Goal>
Lines containing the word "color" are to be located and copied.

Source material>
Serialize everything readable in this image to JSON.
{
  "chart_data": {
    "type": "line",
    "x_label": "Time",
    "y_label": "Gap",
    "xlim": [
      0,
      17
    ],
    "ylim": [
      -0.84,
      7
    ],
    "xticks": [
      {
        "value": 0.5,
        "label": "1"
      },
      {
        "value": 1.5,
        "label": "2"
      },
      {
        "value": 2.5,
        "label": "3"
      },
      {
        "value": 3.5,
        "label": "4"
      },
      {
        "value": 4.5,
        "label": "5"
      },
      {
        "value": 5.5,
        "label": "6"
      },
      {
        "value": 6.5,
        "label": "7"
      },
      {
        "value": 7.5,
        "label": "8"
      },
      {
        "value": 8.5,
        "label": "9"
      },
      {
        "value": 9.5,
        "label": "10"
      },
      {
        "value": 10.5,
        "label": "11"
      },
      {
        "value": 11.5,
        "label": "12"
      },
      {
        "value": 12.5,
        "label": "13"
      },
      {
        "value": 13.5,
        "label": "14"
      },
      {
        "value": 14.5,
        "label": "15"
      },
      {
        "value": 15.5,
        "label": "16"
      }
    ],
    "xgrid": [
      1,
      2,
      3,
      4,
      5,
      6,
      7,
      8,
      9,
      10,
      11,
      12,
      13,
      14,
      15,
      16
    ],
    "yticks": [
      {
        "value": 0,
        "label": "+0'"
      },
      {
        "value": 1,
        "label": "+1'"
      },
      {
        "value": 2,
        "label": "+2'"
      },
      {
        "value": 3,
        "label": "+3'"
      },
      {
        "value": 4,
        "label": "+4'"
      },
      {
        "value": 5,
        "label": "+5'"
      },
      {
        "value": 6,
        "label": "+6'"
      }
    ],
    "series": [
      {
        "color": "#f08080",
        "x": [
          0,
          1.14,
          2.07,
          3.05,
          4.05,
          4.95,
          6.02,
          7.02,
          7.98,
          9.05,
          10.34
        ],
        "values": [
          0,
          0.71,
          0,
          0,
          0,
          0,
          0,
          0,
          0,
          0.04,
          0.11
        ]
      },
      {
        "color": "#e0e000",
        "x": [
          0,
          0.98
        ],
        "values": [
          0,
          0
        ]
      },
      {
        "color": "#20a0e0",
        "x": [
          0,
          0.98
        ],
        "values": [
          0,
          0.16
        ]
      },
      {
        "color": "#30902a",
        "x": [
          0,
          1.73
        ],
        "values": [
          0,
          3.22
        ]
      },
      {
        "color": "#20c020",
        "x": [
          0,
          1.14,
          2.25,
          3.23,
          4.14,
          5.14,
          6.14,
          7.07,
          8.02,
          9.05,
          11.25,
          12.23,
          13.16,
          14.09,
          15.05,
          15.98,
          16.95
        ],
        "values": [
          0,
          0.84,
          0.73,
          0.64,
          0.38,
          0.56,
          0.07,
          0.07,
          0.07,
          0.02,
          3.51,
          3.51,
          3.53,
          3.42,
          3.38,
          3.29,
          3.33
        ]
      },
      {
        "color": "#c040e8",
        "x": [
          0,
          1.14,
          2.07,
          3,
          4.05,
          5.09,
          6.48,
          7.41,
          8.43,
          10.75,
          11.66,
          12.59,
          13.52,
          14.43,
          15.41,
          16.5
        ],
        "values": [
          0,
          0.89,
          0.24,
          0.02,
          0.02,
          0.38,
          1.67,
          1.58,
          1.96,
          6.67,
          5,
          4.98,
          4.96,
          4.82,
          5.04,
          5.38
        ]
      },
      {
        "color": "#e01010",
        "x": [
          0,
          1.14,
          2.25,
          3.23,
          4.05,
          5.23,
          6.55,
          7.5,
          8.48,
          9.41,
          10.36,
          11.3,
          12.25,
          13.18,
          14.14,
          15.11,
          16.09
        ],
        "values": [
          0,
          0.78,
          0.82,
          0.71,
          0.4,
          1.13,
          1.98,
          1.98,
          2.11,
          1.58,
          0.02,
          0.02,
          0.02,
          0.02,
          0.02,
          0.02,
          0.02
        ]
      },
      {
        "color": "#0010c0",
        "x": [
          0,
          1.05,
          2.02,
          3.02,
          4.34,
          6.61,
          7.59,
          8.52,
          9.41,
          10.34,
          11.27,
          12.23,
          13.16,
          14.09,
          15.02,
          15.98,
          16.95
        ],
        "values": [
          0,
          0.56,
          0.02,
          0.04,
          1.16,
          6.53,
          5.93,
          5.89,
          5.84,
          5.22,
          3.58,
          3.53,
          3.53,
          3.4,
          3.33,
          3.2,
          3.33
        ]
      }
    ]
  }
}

Output for this exercise>
        "color": "#f08080",
        "color": "#e0e000",
        "color": "#20a0e0",
        "color": "#30902a",
        "color": "#20c020",
        "color": "#c040e8",
        "color": "#e01010",
        "color": "#0010c0",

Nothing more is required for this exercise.